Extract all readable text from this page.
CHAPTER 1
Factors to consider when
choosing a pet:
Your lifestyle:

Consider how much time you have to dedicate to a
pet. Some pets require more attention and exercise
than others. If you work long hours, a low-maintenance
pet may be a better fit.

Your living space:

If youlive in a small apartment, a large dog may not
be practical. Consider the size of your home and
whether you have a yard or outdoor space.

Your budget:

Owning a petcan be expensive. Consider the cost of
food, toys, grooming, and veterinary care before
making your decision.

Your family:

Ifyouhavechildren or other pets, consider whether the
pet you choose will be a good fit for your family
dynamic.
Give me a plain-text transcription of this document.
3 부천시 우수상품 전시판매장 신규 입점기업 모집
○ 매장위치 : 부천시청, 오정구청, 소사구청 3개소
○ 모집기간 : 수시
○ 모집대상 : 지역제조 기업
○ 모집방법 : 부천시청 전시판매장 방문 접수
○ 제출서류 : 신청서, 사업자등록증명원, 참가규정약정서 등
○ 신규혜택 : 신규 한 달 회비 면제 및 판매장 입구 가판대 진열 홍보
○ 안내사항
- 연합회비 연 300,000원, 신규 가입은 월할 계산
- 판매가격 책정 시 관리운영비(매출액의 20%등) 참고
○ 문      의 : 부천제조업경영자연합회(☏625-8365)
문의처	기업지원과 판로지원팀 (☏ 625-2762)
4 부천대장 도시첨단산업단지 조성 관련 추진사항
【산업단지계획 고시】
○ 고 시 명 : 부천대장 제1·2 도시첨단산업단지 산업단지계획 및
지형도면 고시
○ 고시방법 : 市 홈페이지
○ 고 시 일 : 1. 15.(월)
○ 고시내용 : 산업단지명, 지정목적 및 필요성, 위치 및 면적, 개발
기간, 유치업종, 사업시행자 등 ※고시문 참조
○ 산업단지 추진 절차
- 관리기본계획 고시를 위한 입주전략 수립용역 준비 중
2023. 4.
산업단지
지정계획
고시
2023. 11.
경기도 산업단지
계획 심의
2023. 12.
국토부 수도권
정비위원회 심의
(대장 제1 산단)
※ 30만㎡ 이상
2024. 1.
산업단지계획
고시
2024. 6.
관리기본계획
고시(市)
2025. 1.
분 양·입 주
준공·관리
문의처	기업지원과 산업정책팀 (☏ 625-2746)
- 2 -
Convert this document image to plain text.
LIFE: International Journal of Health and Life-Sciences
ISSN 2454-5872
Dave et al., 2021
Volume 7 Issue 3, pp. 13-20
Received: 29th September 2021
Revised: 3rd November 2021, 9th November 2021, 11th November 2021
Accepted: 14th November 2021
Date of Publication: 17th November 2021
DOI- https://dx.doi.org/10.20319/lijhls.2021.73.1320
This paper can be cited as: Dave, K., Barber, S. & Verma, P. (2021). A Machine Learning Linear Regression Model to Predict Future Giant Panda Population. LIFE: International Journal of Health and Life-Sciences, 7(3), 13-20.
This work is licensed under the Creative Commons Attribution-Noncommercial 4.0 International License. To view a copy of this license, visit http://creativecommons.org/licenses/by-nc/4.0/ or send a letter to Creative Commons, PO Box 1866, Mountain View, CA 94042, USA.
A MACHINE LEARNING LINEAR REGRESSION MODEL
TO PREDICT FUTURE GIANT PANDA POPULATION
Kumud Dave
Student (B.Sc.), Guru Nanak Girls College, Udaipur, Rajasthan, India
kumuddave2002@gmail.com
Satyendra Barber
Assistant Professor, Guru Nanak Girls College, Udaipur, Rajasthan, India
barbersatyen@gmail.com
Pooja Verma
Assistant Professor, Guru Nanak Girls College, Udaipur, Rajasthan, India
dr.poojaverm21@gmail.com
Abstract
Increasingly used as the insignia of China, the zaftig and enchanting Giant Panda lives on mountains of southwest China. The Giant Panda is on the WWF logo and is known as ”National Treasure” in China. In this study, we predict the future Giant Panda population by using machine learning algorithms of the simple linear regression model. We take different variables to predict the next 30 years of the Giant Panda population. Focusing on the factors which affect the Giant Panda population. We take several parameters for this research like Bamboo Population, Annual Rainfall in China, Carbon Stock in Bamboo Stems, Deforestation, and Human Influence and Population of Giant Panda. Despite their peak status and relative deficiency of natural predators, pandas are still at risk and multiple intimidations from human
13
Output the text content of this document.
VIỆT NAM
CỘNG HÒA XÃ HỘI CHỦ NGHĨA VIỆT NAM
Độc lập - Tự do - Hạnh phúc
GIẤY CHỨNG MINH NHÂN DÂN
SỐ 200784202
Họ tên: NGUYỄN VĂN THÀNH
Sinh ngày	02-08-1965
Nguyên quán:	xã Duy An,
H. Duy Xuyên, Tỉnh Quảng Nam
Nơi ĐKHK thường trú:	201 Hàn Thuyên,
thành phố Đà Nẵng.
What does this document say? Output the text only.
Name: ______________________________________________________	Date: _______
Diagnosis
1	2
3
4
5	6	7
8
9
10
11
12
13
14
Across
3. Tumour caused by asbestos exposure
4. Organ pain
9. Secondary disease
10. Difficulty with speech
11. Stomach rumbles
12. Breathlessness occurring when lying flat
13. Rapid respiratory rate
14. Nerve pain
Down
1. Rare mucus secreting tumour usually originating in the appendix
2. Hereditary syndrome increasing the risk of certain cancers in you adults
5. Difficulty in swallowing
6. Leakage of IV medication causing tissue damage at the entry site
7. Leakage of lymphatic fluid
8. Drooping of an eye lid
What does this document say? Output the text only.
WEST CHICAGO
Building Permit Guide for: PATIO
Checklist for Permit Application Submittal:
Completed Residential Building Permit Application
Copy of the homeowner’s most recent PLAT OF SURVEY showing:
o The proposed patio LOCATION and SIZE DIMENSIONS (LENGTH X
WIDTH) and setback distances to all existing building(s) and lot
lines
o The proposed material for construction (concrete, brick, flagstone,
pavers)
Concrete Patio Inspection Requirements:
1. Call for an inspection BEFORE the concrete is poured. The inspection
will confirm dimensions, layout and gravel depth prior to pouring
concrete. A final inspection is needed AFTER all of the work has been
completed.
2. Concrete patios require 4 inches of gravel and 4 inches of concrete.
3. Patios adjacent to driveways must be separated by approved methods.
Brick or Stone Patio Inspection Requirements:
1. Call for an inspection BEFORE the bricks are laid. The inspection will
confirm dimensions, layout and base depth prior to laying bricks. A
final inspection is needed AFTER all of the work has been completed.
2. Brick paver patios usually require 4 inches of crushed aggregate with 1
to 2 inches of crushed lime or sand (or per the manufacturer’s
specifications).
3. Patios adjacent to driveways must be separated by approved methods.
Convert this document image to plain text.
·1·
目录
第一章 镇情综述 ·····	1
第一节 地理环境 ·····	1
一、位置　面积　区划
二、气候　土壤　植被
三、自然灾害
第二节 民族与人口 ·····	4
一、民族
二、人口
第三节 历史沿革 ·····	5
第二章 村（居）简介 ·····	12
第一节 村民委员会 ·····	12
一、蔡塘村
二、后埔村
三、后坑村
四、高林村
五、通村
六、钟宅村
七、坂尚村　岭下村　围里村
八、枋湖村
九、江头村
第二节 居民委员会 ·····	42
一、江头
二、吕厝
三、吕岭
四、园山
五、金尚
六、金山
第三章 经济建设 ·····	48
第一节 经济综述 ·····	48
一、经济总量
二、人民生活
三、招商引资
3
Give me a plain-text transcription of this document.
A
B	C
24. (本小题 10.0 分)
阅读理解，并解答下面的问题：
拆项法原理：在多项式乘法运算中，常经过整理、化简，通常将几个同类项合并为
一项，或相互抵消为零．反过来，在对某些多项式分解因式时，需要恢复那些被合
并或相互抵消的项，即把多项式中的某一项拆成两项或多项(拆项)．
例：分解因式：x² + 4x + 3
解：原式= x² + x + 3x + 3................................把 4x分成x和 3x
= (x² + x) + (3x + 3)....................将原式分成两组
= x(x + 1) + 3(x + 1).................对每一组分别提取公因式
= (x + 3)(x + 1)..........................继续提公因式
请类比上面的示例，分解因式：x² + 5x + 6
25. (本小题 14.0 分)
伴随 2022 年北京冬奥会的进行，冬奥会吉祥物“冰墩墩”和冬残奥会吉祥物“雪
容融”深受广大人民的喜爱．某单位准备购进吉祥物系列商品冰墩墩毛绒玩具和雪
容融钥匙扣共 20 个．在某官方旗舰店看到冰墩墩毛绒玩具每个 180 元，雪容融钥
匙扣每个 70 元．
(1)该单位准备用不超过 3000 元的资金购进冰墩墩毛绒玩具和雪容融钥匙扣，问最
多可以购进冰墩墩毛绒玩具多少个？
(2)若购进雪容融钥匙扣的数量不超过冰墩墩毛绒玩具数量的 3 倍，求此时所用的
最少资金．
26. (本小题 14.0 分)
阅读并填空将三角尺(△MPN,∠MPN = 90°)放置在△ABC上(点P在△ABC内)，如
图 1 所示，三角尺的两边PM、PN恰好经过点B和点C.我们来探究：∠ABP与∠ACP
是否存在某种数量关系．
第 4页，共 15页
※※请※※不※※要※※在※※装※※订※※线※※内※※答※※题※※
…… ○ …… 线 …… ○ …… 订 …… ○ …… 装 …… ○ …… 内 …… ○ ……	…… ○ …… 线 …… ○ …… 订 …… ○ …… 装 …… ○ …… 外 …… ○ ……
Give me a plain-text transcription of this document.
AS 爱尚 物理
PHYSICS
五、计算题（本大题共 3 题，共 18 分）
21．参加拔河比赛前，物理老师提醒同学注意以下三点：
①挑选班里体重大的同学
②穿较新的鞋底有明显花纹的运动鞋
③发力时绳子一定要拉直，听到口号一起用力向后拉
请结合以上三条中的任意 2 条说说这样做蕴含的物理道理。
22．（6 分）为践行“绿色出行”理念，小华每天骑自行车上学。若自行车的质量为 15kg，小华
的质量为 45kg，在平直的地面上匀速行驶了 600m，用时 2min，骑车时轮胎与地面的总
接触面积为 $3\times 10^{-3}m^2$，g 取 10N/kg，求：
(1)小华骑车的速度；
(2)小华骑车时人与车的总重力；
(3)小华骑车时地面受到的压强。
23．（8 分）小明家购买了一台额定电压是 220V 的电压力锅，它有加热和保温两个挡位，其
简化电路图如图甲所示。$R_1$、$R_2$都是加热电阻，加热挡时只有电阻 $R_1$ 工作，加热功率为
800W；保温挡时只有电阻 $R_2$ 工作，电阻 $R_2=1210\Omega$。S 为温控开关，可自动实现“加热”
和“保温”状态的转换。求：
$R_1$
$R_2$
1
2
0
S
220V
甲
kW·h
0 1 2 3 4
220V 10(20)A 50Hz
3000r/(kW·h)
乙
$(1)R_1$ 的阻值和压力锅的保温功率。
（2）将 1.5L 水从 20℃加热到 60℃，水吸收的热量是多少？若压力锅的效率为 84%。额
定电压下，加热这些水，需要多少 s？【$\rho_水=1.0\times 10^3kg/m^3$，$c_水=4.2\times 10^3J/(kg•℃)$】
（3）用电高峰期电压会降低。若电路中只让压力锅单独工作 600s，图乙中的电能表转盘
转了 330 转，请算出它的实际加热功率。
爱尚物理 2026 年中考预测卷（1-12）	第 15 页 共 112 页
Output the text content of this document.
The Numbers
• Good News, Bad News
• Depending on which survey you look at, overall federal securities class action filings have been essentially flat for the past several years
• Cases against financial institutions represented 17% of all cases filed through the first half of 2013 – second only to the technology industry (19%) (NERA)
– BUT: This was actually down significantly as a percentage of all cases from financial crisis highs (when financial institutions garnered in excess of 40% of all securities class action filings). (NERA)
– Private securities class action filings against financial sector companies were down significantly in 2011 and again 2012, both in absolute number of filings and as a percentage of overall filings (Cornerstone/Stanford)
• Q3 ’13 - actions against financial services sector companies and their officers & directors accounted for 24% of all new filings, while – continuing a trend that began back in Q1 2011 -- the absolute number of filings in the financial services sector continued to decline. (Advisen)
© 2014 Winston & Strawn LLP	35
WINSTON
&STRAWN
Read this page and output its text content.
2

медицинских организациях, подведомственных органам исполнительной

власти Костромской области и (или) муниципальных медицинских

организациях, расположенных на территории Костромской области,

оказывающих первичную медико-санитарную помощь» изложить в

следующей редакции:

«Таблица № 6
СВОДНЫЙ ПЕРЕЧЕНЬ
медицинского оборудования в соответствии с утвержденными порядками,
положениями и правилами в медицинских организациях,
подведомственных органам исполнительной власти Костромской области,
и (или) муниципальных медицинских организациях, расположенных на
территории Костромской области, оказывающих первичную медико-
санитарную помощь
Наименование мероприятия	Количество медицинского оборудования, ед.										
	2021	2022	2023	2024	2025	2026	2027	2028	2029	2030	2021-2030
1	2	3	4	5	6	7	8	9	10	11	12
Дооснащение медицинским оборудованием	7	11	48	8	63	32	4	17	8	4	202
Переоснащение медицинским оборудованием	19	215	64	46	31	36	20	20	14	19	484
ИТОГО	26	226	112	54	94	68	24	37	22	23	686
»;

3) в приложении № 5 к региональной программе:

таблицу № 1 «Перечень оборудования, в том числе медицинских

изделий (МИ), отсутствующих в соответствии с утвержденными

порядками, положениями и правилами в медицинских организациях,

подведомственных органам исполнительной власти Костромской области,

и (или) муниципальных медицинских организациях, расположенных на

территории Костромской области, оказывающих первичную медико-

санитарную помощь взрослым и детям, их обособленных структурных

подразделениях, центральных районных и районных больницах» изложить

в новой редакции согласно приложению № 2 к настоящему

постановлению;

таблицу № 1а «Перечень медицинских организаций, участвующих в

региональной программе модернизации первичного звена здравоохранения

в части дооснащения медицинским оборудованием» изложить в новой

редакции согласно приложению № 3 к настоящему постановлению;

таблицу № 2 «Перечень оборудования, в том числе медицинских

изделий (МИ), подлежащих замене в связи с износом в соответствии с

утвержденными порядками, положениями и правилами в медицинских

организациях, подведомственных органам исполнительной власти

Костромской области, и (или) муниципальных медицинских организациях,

**Given exercise**: Each line of the material that holds the string "Костромской" counts once; give the total alone.

**Answer to this task**: 7